__Set exercise__. Select all lines in the records that include "المطر".

__Extracted entries__.
▼
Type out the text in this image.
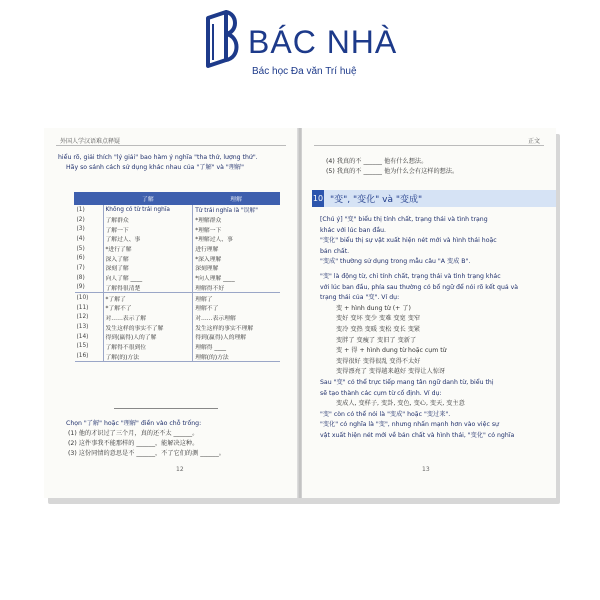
BÁC NHÀ
Bác học Đa văn Trí huệ
外国人学汉语难点释疑
hiểu rõ, giải thích "lý giải" bao hàm ý nghĩa "tha thứ, lượng thứ".
Hãy so sánh cách sử dụng khác nhau của "了解" và "理解"
	了解	理解
(1)	Không có từ trái nghĩa	Từ trái nghĩa là "误解"
(2)	了解群众	*理解群众
(3)	了解一下	*理解一下
(4)	了解过人、事	*理解过人、事
(5)	*进行了解	进行理解
(6)	深入了解	*深入理解
(7)	深刻了解	深刻理解
(8)	向人了解 ____	*向人理解 ____
(9)	了解得很清楚	理解得不好
(10)	*了解了	理解了
(11)	*了解不了	理解不了
(12)	对……表示了解	对……表示理解
(13)	发生这样的事实不了解	发生这样的事实不理解
(14)	得到(赢得)人的了解	得到(赢得)人的理解
(15)	了解得不很到位	理解得 ____
(16)	了解(的)方法	理解(的)方法
Chọn "了解" hoặc "理解" điền vào chỗ trống:
(1) 他的才识过了三个月，真的还不太 ______。
(2) 这件事我不能那样的 ______，能解决这种。
(3) 这份同情的意思是不 ______，不了它们的测 ______。
12
正文
(4) 我真的不 ______ 他有什么想法。
(5) 我真的不 ______ 他为什么会有这样的想法。
10 "变", "变化" và "变成"
[Chú ý] "变" biểu thị tính chất, trạng thái và tình trạng
khác với lúc ban đầu.
"变化" biểu thị sự vật xuất hiện nét mới và hình thái hoặc
bản chất.
"变成" thường sử dụng trong mẫu câu "A 变成 B".
"变" là động từ, chỉ tính chất, trạng thái và tình trạng khác
với lúc ban đầu, phía sau thường có bổ ngữ để nói rõ kết quả và
trạng thái của "变". Ví dụ:
变 + hình dung từ (+ 了)
变好 变坏 变少 变难 变宽 变窄
变冷 变热 变暖 变松 变长 变紧
变胖了 变瘦了 变旧了 变新了
变 + 得 + hình dung từ hoặc cụm từ
变得很好 变得很乱 变得不太好
变得漂亮了 变得越来越好 变得让人惊讶
Sau "变" có thể trực tiếp mang tân ngữ danh từ, biểu thị
sẽ tạo thành các cụm từ cố định. Ví dụ:
变成人, 变样子, 变卦, 变色, 变心, 变天, 变主意
"变" còn có thể nói là "变成" hoặc "变过来".
"变化" có nghĩa là "变", nhưng nhấn mạnh hơn vào việc sự
vật xuất hiện nét mới về bản chất và hình thái, "变化" có nghĩa
13
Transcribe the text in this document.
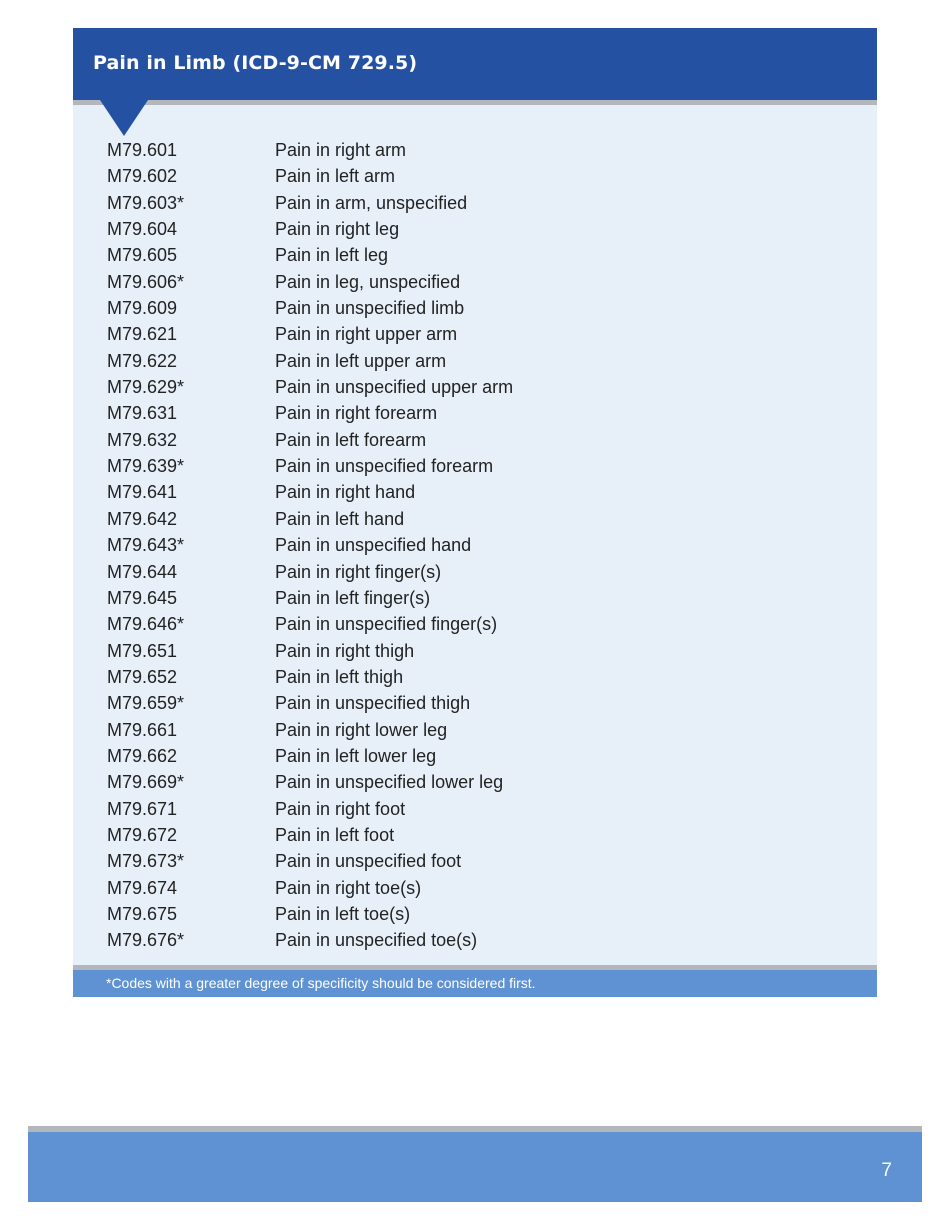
Pain in Limb (ICD-9-CM 729.5)
M79.601	Pain in right arm
M79.602	Pain in left arm
M79.603*	Pain in arm, unspecified
M79.604	Pain in right leg
M79.605	Pain in left leg
M79.606*	Pain in leg, unspecified
M79.609	Pain in unspecified limb
M79.621	Pain in right upper arm
M79.622	Pain in left upper arm
M79.629*	Pain in unspecified upper arm
M79.631	Pain in right forearm
M79.632	Pain in left forearm
M79.639*	Pain in unspecified forearm
M79.641	Pain in right hand
M79.642	Pain in left hand
M79.643*	Pain in unspecified hand
M79.644	Pain in right finger(s)
M79.645	Pain in left finger(s)
M79.646*	Pain in unspecified finger(s)
M79.651	Pain in right thigh
M79.652	Pain in left thigh
M79.659*	Pain in unspecified thigh
M79.661	Pain in right lower leg
M79.662	Pain in left lower leg
M79.669*	Pain in unspecified lower leg
M79.671	Pain in right foot
M79.672	Pain in left foot
M79.673*	Pain in unspecified foot
M79.674	Pain in right toe(s)
M79.675	Pain in left toe(s)
M79.676*	Pain in unspecified toe(s)
*Codes with a greater degree of specificity should be considered first.
7
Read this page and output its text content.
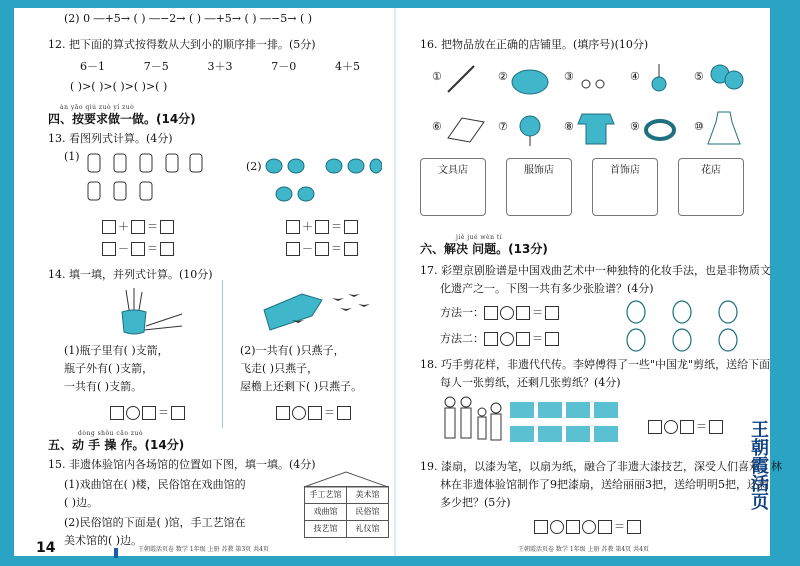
(2) 0 ―+5→ ( ) ―−2→ ( ) ―+5→ ( ) ―−5→ ( )
12. 把下面的算式按得数从大到小的顺序排一排。(5分)
6－1	7－5	3＋3	7－0	4＋5
( )>( )>( )>( )>( )
àn yāo qiú zuò yí zuò
四、按要求做一做。(14分)
13. 看图列式计算。(4分)
(1)
＋ ＝
－ ＝
(2)
＋ ＝
－ ＝
14. 填一填，并列式计算。(10分)
(1)瓶子里有( )支箭，
瓶子外有( )支箭，
一共有( )支箭。
(2)一共有( )只燕子，
飞走( )只燕子，
屋檐上还剩下( )只燕子。
＝	＝
dòng shǒu cāo zuò
五、动 手 操 作。(14分)
15. 非遗体验馆内各场馆的位置如下图，填一填。(4分)
(1)戏曲馆在( )楼，民俗馆在戏曲馆的
( )边。
(2)民俗馆的下面是( )馆，手工艺馆在
美术馆的( )边。
手工艺馆	美术馆
戏曲馆	民俗馆
技艺馆	礼仪馆
14	王朝霞活页卷 数学 1年级 上册 苏教 第3页 共4页
16. 把物品放在正确的店铺里。(填序号)(10分)
①	②	③	④	⑤
⑥	⑦	⑧	⑨	⑩
文具店	服饰店	首饰店	花店
jiě jué wèn tí
六、解决 问题。(13分)
17. 彩塑京剧脸谱是中国戏曲艺术中一种独特的化妆手法，也是非物质文
化遗产之一。下图一共有多少张脸谱？(4分)
方法一：	＝
方法二：	＝
18. 巧手剪花样，非遗代代传。李婷傅得了一些"中国龙"剪纸，送给下面
每人一张剪纸，还剩几张剪纸？(4分)
＝
19. 漆扇，以漆为笔，以扇为纸，融合了非遗大漆技艺，深受人们喜欢。林
林在非遗体验馆制作了9把漆扇，送给丽丽3把，送给明明5把，还剩
多少把？(5分)
＝
王朝霞活页卷 数学 1年级 上册 苏教 第4页 共4页
王朝霞活页
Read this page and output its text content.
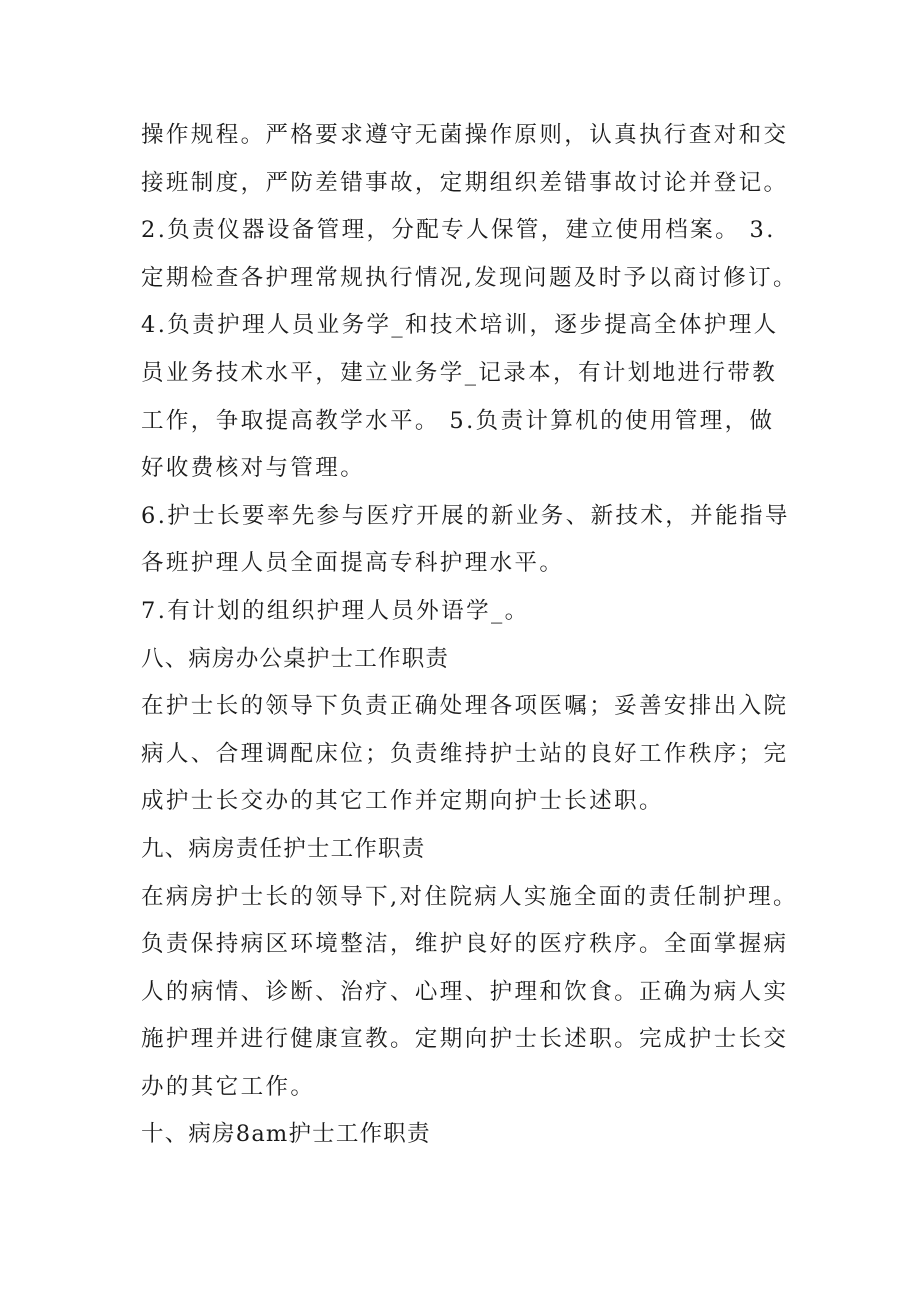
操作规程。严格要求遵守无菌操作原则，认真执行查对和交
接班制度，严防差错事故，定期组织差错事故讨论并登记。
2.负责仪器设备管理，分配专人保管，建立使用档案。 3.
定期检查各护理常规执行情况,发现问题及时予以商讨修订。
4.负责护理人员业务学_和技术培训，逐步提高全体护理人
员业务技术水平，建立业务学_记录本，有计划地进行带教
工作，争取提高教学水平。 5.负责计算机的使用管理，做
好收费核对与管理。
6.护士长要率先参与医疗开展的新业务、新技术，并能指导
各班护理人员全面提高专科护理水平。
7.有计划的组织护理人员外语学_。
八、病房办公桌护士工作职责
在护士长的领导下负责正确处理各项医嘱；妥善安排出入院
病人、合理调配床位；负责维持护士站的良好工作秩序；完
成护士长交办的其它工作并定期向护士长述职。
九、病房责任护士工作职责
在病房护士长的领导下,对住院病人实施全面的责任制护理。
负责保持病区环境整洁，维护良好的医疗秩序。全面掌握病
人的病情、诊断、治疗、心理、护理和饮食。正确为病人实
施护理并进行健康宣教。定期向护士长述职。完成护士长交
办的其它工作。
十、病房8am护士工作职责
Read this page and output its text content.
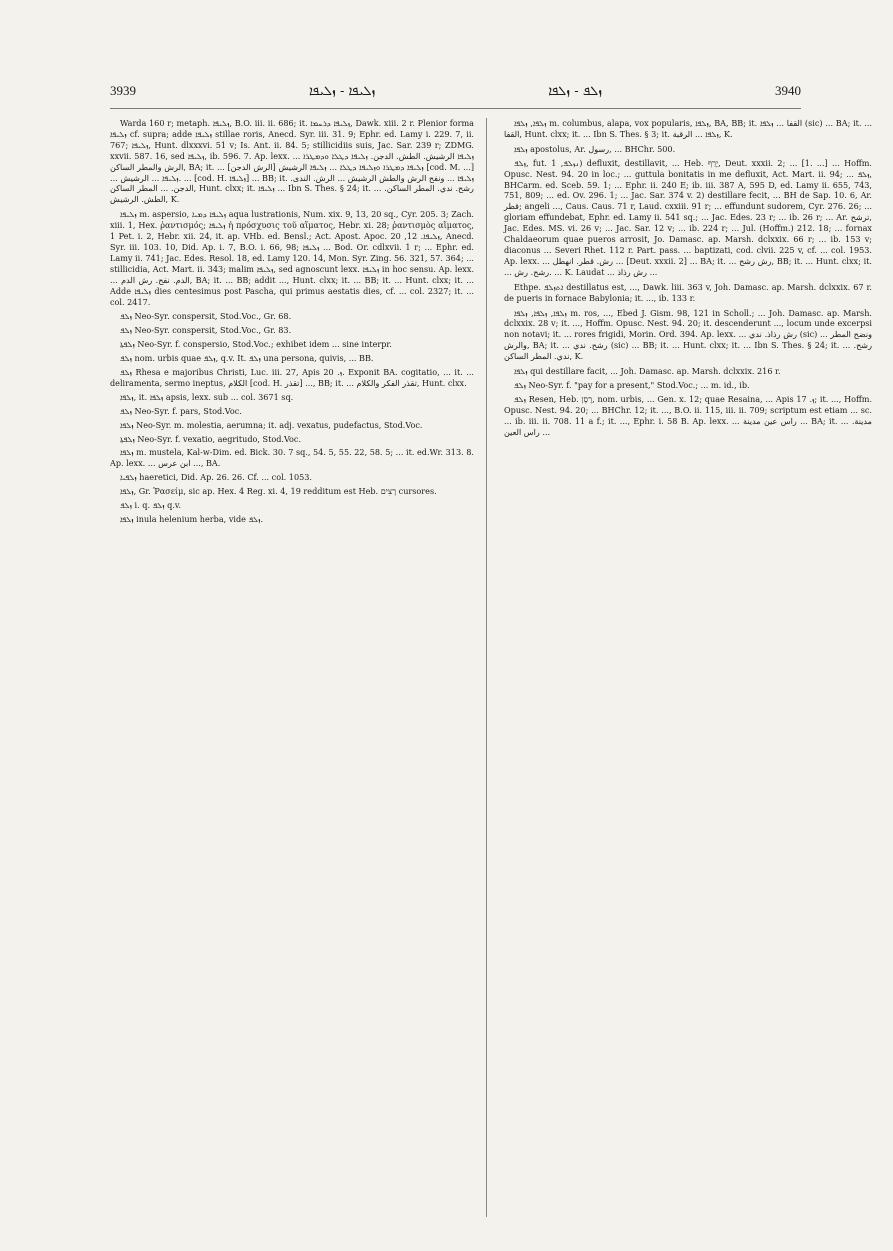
3939	ܙܠܝܦܐ - ܙܠܝܦܐ	ܙܠܦ - ܙܠܦܐ	3940

Warda 160 r; metaph. ܙܠܝܦܐ, B.O. iii. ii. 686; it. ܙܠܝܦܐ ܕܪܚܡܐ, Dawk. xiii. 2 r. Plenior forma ܙܠܝܦܐ cf. supra; adde ܙܠܝܦܐ stillae roris, Anecd. Syr. iii. 31. 9; Ephr. ed. Lamy i. 229. 7, ii. 767; ܙܠܝܦܐ, Hunt. dlxxxvi. 51 v; Is. Ant. ii. 84. 5; stillicidiis suis, Jac. Sar. 239 r; ZDMG. xxvii. 587. 16, sed ܙܠܝܦܐ, ib. 596. 7. Ap. lexx. ܙܠܝܦܐ الرشيش. الطش. الدجن. ܙܠܝܦܐ ܕܛܠܐ ܘܕܡܛܪܐ ... الرش والمطر الساكن, BA; it. ... ܙܠܝܦܐ ܕܡܛܪܐ ܘܙܠܝܦܐ ܕܛܠܐ ... ܙܠܝܦܐ الرشيش [الرش الدجن] [cod. M. ...] ... ܙܠܝܦܐ ... الرشيش. ... [cod. H. ܙܠܝܦܐ] ... BB; it. ܙܠܝܦܐ ... ونفح الرش والطش الرشيش ... الرش. الندى. الدجن. ... المطر الساكن, Hunt. clxx; it. ܙܠܝܦܐ ... Ibn S. Thes. § 24; it. ... رشح. ندي. المطر الساكن. الطش. الرشيش, K.

ܙܠܝܦܐ m. aspersio, ܙܠܝܦܐ ܕܡܝܐ aqua lustrationis, Num. xix. 9, 13, 20 sq., Cyr. 205. 3; Zach. xiii. 1, Hex. ῥαντισμός; ܙܠܝܦܐ ἡ πρόσχυσις τοῦ αἵματος, Hebr. xi. 28; ῥαντισμὸς αἵματος, 1 Pet. i. 2, Hebr. xii. 24, it. ap. VHb. ed. Bensl.; Act. Apost. Apoc. ܙܠܝܦܐ. 12, 20, Anecd. Syr. iii. 103. 10, Did. Ap. i. 7, B.O. i. 66, 98; ܙܠܝܦܐ ... Bod. Or. cdlxvii. 1 r; ... Ephr. ed. Lamy ii. 741; Jac. Edes. Resol. 18, ed. Lamy 120. 14, Mon. Syr. Zing. 56. 321, 57. 364; ... stillicidia, Act. Mart. ii. 343; malim ܙܠܝܦܐ, sed agnoscunt lexx. ܙܠܝܦܐ in hoc sensu. Ap. lexx. ... الدم. نفح. رش الدم, BA; it. ... BB; addit ..., Hunt. clxx; it. ... BB; it. ... Hunt. clxx; it. ... Adde ܙܠܝܦܐ dies centesimus post Pascha, qui primus aestatis dies, cf. ... col. 2327; it. ... col. 2417.

ܙܠܦ Neo-Syr. conspersit, Stod.Voc., Gr. 68.

ܙܠܦ Neo-Syr. conspersit, Stod.Voc., Gr. 83.

ܙܠܦܬܐ Neo-Syr. f. conspersio, Stod.Voc.; exhibet idem ... sine interpr.

ܙܠܦ nom. urbis quae ܙܠܦ, q.v. It. ܙܠܦ una persona, quivis, ... BB.

ܙܠܦ Rhesa e majoribus Christi, Luc. iii. 27, Apis ܙ. 20. Exponit BA. cogitatio, ... it. ... deliramenta, sermo ineptus, الكلام [cod. H. تقذر] ..., BB; it. ... تقذر الفكر والكلام, Hunt. clxx.

ܙܠܦܐ, it. ܙܠܦܐ apsis, lexx. sub ... col. 3671 sq.

ܙܠܦ Neo-Syr. f. pars, Stod.Voc.

ܙܠܦܐ Neo-Syr. m. molestia, aerumna; it. adj. vexatus, pudefactus, Stod.Voc.

ܙܠܦܬܐ Neo-Syr. f. vexatio, aegritudo, Stod.Voc.

ܙܠܦܐ m. mustela, Kal-w-Dim. ed. Bick. 30. 7 sq., 54. 5, 55. 22, 58. 5; ... it. ed.Wr. 313. 8. Ap. lexx. ... ابن عرس ..., BA.

ܙܠܦܝܐ haeretici, Did. Ap. 26. 26. Cf. ... col. 1053.

ܙܠܦܐ, Gr. Ῥασείμ, sic ap. Hex. 4 Reg. xi. 4, 19 redditum est Heb. רָצִים cursores.

ܙܠܦ i. q. ܙܠܦ q.v.

ܙܠܦܐ inula helenium herba, vide ܙܠܦ.

ܙܠܦܐ, ܙܠܦܐ m. columbus, alapa, vox popularis, ܙܠܦܐ, BA, BB; it. القفا ... ܙܠܦܐ (sic) ... BA; it. ... القفا, Hunt. clxx; it. ... Ibn S. Thes. § 3; it. ܙܠܦܐ ... الرقبة, K.

ܙܠܦܐ apostolus, Ar. رسول, ... BHChr. 500.

ܙܠܦ, fut. ܢܙܠܦ, 1) defluxit, destillavit, ... Heb. יָרַף, Deut. xxxii. 2; ... [1. ...] ... Hoffm. Opusc. Nest. 94. 20 in loc.; ... guttula bonitatis in me defluxit, Act. Mart. ii. 94; ... ܙܠܦ, BHCarm. ed. Sceb. 59. 1; ... Ephr. ii. 240 E; ib. iii. 387 A, 595 D, ed. Lamy ii. 655, 743, 751, 809; ... ed. Ov. 296. 1; ... Jac. Sar. 374 v. 2) destillare fecit, ... BH de Sap. 10. 6, Ar. قطر; angeli ..., Caus. Caus. 71 r, Laud. cxxiii. 91 r; ... effundunt sudorem, Cyr. 276. 26; ... gloriam effundebat, Ephr. ed. Lamy ii. 541 sq.; ... Jac. Edes. 23 r; ... ib. 26 r; ... Ar. ترشح, Jac. Edes. MS. vi. 26 v; ... Jac. Sar. 12 v; ... ib. 224 r; ... Jul. (Hoffm.) 212. 18; ... fornax Chaldaeorum quae pueros arrosit, Jo. Damasc. ap. Marsh. dclxxix. 66 r; ... ib. 153 v; diaconus ... Severi Rhet. 112 r. Part. pass. ... baptizati, cod. clvii. 225 v, cf. ... col. 1953. Ap. lexx. ... رش. قطر. انهطل ... [Deut. xxxii. 2] ... BA; it. ... رش رشح, BB; it. ... Hunt. clxx; it. ... رشح. رش. ... K. Laudat ... رش رذاذ ...

Ethpe. ܐܬܙܠܦ destillatus est, ..., Dawk. liii. 363 v, Joh. Damasc. ap. Marsh. dclxxix. 67 r. de pueris in fornace Babylonia; it. ..., ib. 133 r.

ܙܠܦܐ, ܙܠܦܐ, ܙܠܦܐ m. ros, ..., Ebed J. Gism. 98, 121 in Scholl.; ... Joh. Damasc. ap. Marsh. dclxxix. 28 v; it. ..., Hoffm. Opusc. Nest. 94. 20; it. descenderunt ..., locum unde excerpsi non notavi; it. ... rores frigidi, Morin. Ord. 394. Ap. lexx. ... رش رذاذ. ندي (sic) ... ونضح المطر والرش, BA; it. ... رشح. ندي (sic) ... BB; it. ... Hunt. clxx; it. ... Ibn S. Thes. § 24; it. ... رشح. ندي. المطر الساكن, K.

ܙܠܦܐ qui destillare facit, ... Joh. Damasc. ap. Marsh. dclxxix. 216 r.

ܙܠܦ Neo-Syr. f. "pay for a present," Stod.Voc.; ... m. id., ib.

ܙܠܦ Resen, Heb. רֶסֶן, nom. urbis, ... Gen. x. 12; quae Resaina, ... Apis ܙ. 17; it. ..., Hoffm. Opusc. Nest. 94. 20; ... BHChr. 12; it. ..., B.O. ii. 115, iii. ii. 709; scriptum est etiam ... sc. ... ib. iii. ii. 708. 11 a f.; it. ..., Ephr. i. 58 B. Ap. lexx. ... راس عين مدينة ... BA; it. ... مدينة. راس العين ...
▲
__Correct output__.
Warda 160 r; metaph. ܙܠܝܦܐ, B.O. iii. ii. 686; it. ܙܠܝܦܐ ܕܪܚܡܐ, Dawk. xiii. 2 r. Plenior forma ܙܠܝܦܐ cf. supra; adde ܙܠܝܦܐ stillae roris, Anecd. Syr. iii. 31. 9; Ephr. ed. Lamy i. 229. 7, ii. 767; ܙܠܝܦܐ, Hunt. dlxxxvi. 51 v; Is. Ant. ii. 84. 5; stillicidiis suis, Jac. Sar. 239 r; ZDMG. xxvii. 587. 16, sed ܙܠܝܦܐ, ib. 596. 7. Ap. lexx. ܙܠܝܦܐ الرشيش. الطش. الدجن. ܙܠܝܦܐ ܕܛܠܐ ܘܕܡܛܪܐ ... الرش والمطر الساكن, BA; it. ... ܙܠܝܦܐ ܕܡܛܪܐ ܘܙܠܝܦܐ ܕܛܠܐ ... ܙܠܝܦܐ الرشيش [الرش الدجن] [cod. M. ...] ... ܙܠܝܦܐ ... الرشيش. ... [cod. H. ܙܠܝܦܐ] ... BB; it. ܙܠܝܦܐ ... ونفح الرش والطش الرشيش ... الرش. الندى. الدجن. ... المطر الساكن, Hunt. clxx; it. ܙܠܝܦܐ ... Ibn S. Thes. § 24; it. ... رشح. ندي. المطر الساكن. الطش. الرشيش, K.
ܙܠܦܐ, ܙܠܦܐ, ܙܠܦܐ m. ros, ..., Ebed J. Gism. 98, 121 in Scholl.; ... Joh. Damasc. ap. Marsh. dclxxix. 28 v; it. ..., Hoffm. Opusc. Nest. 94. 20; it. descenderunt ..., locum unde excerpsi non notavi; it. ... rores frigidi, Morin. Ord. 394. Ap. lexx. ... رش رذاذ. ندي (sic) ... ونضح المطر والرش, BA; it. ... رشح. ندي (sic) ... BB; it. ... Hunt. clxx; it. ... Ibn S. Thes. § 24; it. ... رشح. ندي. المطر الساكن, K.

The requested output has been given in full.